**TEXT SHOWN**
+-------+

Taken together, the developments signaled the full Senate is moving onto politically charged terrain less than five months before the November elections, and came on a day that President George W. Bush renewed his opposition to same-sex marriages.
“Before you get to marriage, you’ve got to get over hate, and today the Senate did,” said Sen. Gordon Smith, the leading Republican advocate of hate crimes legislation that has cleared the Senate three times in recent years but has yet to pass the House.
“When someone is being stoned in the public square, we should all come to their rescue, and that includes the federal government,” he added.
Sen. Edward M. Kennedy, the leading Democratic supporter of the bill, said hate crimes amount to “domestic terrorism plain and simple, and it’s unacceptable.” He urged the administration to back the proposal.
Current law permits the federal government to assist local and state authorities prosecuting limited types of crimes committed on the basis of the victim’s race, religion or ethnic background. The legislation approved in the Senate would broaden it on two counts, allowing federal involvement in many more types of crimes and adding sexual orientation, gender and disability to the list of covered categories.
The provision was attached to a $422 billion defense bill that is making its way toward passage.
While previous efforts to approve stand-alone hate crimes bills have failed, Smith and Kennedy prevailed in two earlier attempts to attach the proposal to other legislation.

+-------+

**WHAT THIS EXERCISE ASKS**
• A. From the news article about the Senate hate crimes vote, list every victim category it names as covered by current law or by the Senate-passed legislation.
• B. Write the next part of the news article about the Senate hate crimes vote, picking up after its last sentence.

[Element location listings]
+-------+

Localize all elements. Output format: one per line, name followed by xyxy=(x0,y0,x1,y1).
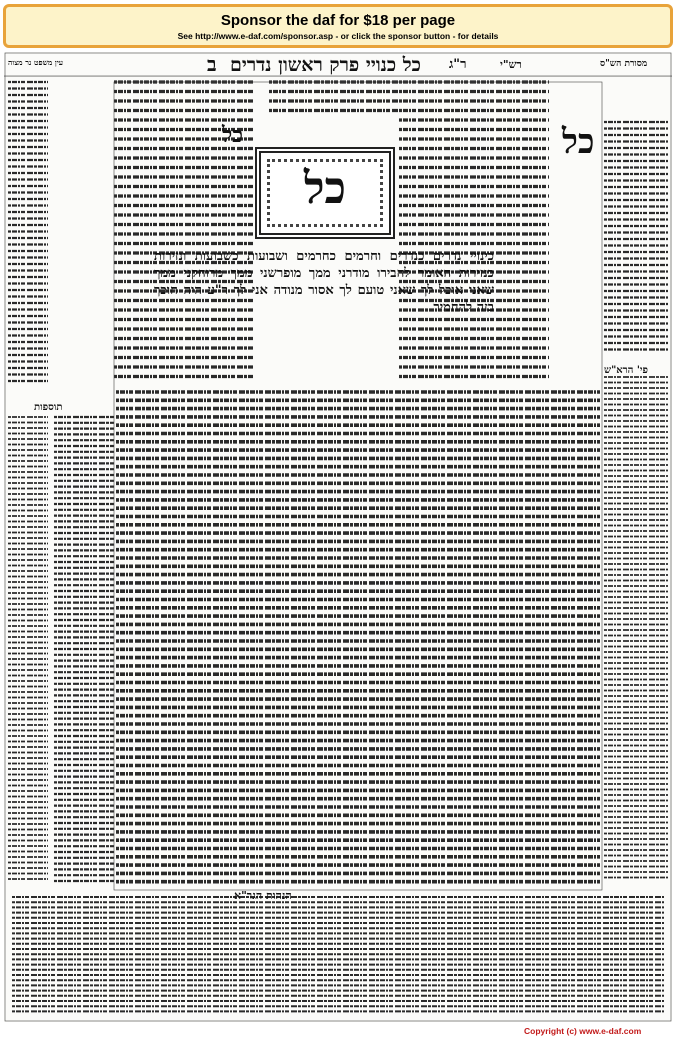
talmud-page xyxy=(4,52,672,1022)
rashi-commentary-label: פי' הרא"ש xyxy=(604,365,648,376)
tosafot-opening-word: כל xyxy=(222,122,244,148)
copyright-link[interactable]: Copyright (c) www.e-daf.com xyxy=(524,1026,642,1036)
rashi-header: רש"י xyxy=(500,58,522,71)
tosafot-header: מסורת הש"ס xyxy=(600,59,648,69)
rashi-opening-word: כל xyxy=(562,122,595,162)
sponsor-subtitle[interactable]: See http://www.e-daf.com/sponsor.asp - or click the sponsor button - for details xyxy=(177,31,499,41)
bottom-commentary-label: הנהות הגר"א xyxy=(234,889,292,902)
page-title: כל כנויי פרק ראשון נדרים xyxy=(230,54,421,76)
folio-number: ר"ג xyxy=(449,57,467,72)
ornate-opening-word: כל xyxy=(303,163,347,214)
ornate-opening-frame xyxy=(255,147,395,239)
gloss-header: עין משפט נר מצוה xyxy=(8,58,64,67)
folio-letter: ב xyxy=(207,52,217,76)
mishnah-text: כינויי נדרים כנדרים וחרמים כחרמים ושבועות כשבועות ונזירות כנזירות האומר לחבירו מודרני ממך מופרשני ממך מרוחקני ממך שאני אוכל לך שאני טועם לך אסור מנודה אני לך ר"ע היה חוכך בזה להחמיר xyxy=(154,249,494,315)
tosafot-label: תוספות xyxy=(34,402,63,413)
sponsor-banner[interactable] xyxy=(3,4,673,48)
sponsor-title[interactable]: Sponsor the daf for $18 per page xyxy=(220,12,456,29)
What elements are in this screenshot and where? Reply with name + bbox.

+-------+

**RESPONSES TO THE EXERCISE**
• A. Race, religion, ethnic background, sexual orientation, gender, disability

• B.
Both times, though, in 1999 and 2001, the hate crimes provisions were jettisoned during final House-Senate negotiations, in part at the insistence of House conservatives. Smith indicated he wouldn’t be surprised if that happened again. “I’ve not been told it will be stripped out,” he said. “There’s no guarantee it won’t be, and there’s a real possibility it will be.”
Forty-seven Democrats were joined by 18 Republicans in voting for the proposal. All 33 votes in opposition came from Republicans.
White House spokeswoman Claire Buchan declined to say what Bush’s position is.
“The president believes anyone who commits a violent act should receive swift and sure punishment, and that all violent crime is hate crime,” she said. “The president believes all individuals should be treated fairly and equally under the law.”
While hate crimes legislation has been a perennial issue in Congress in recent years, the drive to amend the constitution to ban same-sex marriages is a relatively new effort.
The Human Rights Campaign said it had learned the measure would be brought to the Senate floor for a debate in the second week of July. Several Republican officials who spoke on condition of anonymity confirmed that timetable was likely.
Bush urged Congress earlier this year to approve an amendment, and Republican officials said the White House had recently been lobbying for a vote on it.
“The union of a man and woman is the most enduring human institution, honored and encouraged in all cultures and by every religious faith,” Bush told the Southern Baptist Convention meeting in Indianapolis. “And government, by strengthening and protecting marriage, serves the interests of all.”
While the hate crimes provisions cleared the Senate with ease, Republicans and Democrats alike say the proposed constitutional amendment banning same-sex marriage appears to be well short of the two-thirds majority it will need to prevail. In part, that reflects strong opposition among Democrats as well as a lack of unity among Republicans.